Transcribe everything in the data word for word. Pictures are left out.

** START Extracted entries **

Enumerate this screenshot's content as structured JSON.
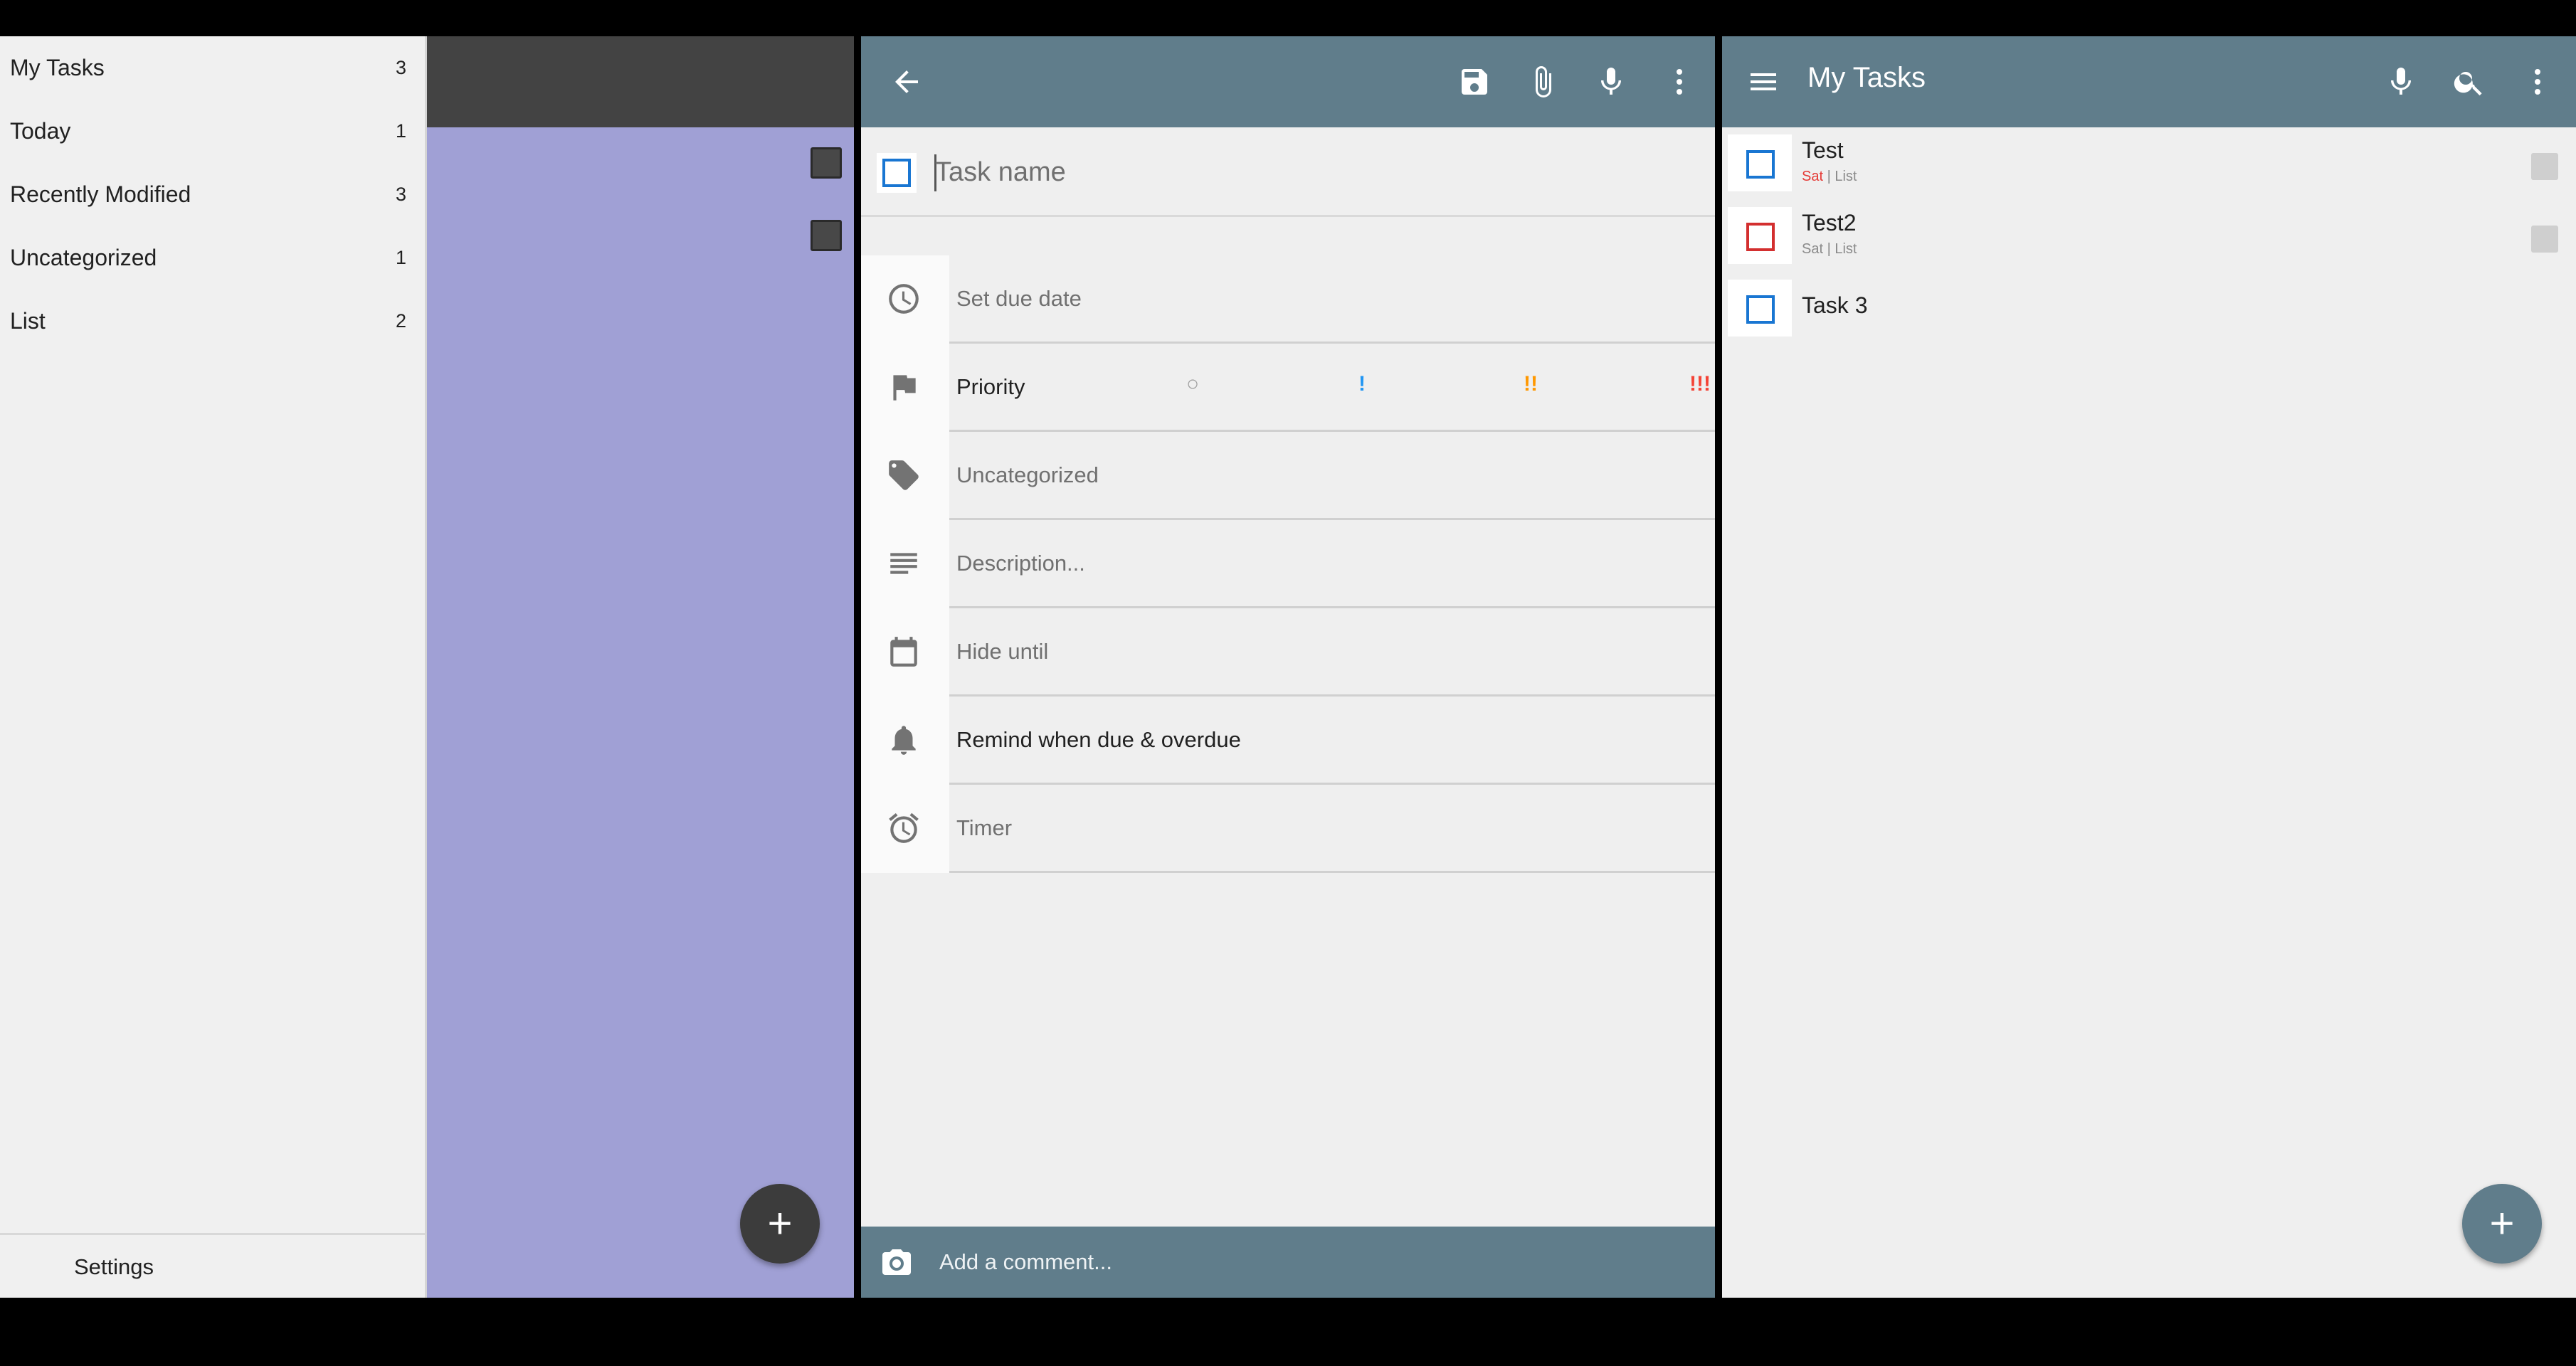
{
  "drawer": {
    "items": [
      {
        "label": "My Tasks",
        "count": "3"
      },
      {
        "label": "Today",
        "count": "1"
      },
      {
        "label": "Recently Modified",
        "count": "3"
      },
      {
        "label": "Uncategorized",
        "count": "1"
      },
      {
        "label": "List",
        "count": "2"
      }
    ],
    "settings_label": "Settings"
  },
  "list_pane": {
    "fab_label": "+",
    "fab_icon": "plus-icon"
  },
  "editor": {
    "toolbar_icons": [
      "back-arrow-icon",
      "save-icon",
      "attachment-icon",
      "microphone-icon",
      "overflow-menu-icon"
    ],
    "task_name_placeholder": "Task name",
    "rows": {
      "due_date": "Set due date",
      "priority": "Priority",
      "category": "Uncategorized",
      "description": "Description...",
      "hide_until": "Hide until",
      "reminder": "Remind when due & overdue",
      "timer": "Timer"
    },
    "priority_options": [
      {
        "label": "○",
        "color": "#9e9e9e"
      },
      {
        "label": "!",
        "color": "#2196f3"
      },
      {
        "label": "!!",
        "color": "#ff9800"
      },
      {
        "label": "!!!",
        "color": "#f44336"
      }
    ],
    "comment_placeholder": "Add a comment..."
  },
  "tasks": {
    "title": "My Tasks",
    "toolbar_icons": [
      "menu-icon",
      "microphone-icon",
      "search-icon",
      "overflow-menu-icon"
    ],
    "items": [
      {
        "title": "Test",
        "due": "Sat",
        "separator": "|",
        "list": "List",
        "check_color": "#1976d2",
        "due_color": "#e53935"
      },
      {
        "title": "Test2",
        "due": "Sat",
        "separator": "|",
        "list": "List",
        "check_color": "#d32f2f",
        "due_color": "#8a8a8a"
      },
      {
        "title": "Task 3",
        "check_color": "#1976d2"
      }
    ],
    "fab_label": "+"
  },
  "colors": {
    "toolbar": "#607d8b",
    "drawer_scrim": "#a0a0d5",
    "background": "#efefef"
  }
}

** END Extracted entries **

- **Complete answer**
Enumerate this screenshot's content as structured JSON.
{
  "drawer": {
    "items": [
      {
        "label": "My Tasks",
        "count": "3"
      },
      {
        "label": "Today",
        "count": "1"
      },
      {
        "label": "Recently Modified",
        "count": "3"
      },
      {
        "label": "Uncategorized",
        "count": "1"
      },
      {
        "label": "List",
        "count": "2"
      }
    ],
    "settings_label": "Settings"
  },
  "list_pane": {
    "fab_label": "+",
    "fab_icon": "plus-icon"
  },
  "editor": {
    "toolbar_icons": [
      "back-arrow-icon",
      "save-icon",
      "attachment-icon",
      "microphone-icon",
      "overflow-menu-icon"
    ],
    "task_name_placeholder": "Task name",
    "rows": {
      "due_date": "Set due date",
      "priority": "Priority",
      "category": "Uncategorized",
      "description": "Description...",
      "hide_until": "Hide until",
      "reminder": "Remind when due & overdue",
      "timer": "Timer"
    },
    "priority_options": [
      {
        "label": "○",
        "color": "#9e9e9e"
      },
      {
        "label": "!",
        "color": "#2196f3"
      },
      {
        "label": "!!",
        "color": "#ff9800"
      },
      {
        "label": "!!!",
        "color": "#f44336"
      }
    ],
    "comment_placeholder": "Add a comment..."
  },
  "tasks": {
    "title": "My Tasks",
    "toolbar_icons": [
      "menu-icon",
      "microphone-icon",
      "search-icon",
      "overflow-menu-icon"
    ],
    "items": [
      {
        "title": "Test",
        "due": "Sat",
        "separator": "|",
        "list": "List",
        "check_color": "#1976d2",
        "due_color": "#e53935"
      },
      {
        "title": "Test2",
        "due": "Sat",
        "separator": "|",
        "list": "List",
        "check_color": "#d32f2f",
        "due_color": "#8a8a8a"
      },
      {
        "title": "Task 3",
        "check_color": "#1976d2"
      }
    ],
    "fab_label": "+"
  },
  "colors": {
    "toolbar": "#607d8b",
    "drawer_scrim": "#a0a0d5",
    "background": "#efefef"
  }
}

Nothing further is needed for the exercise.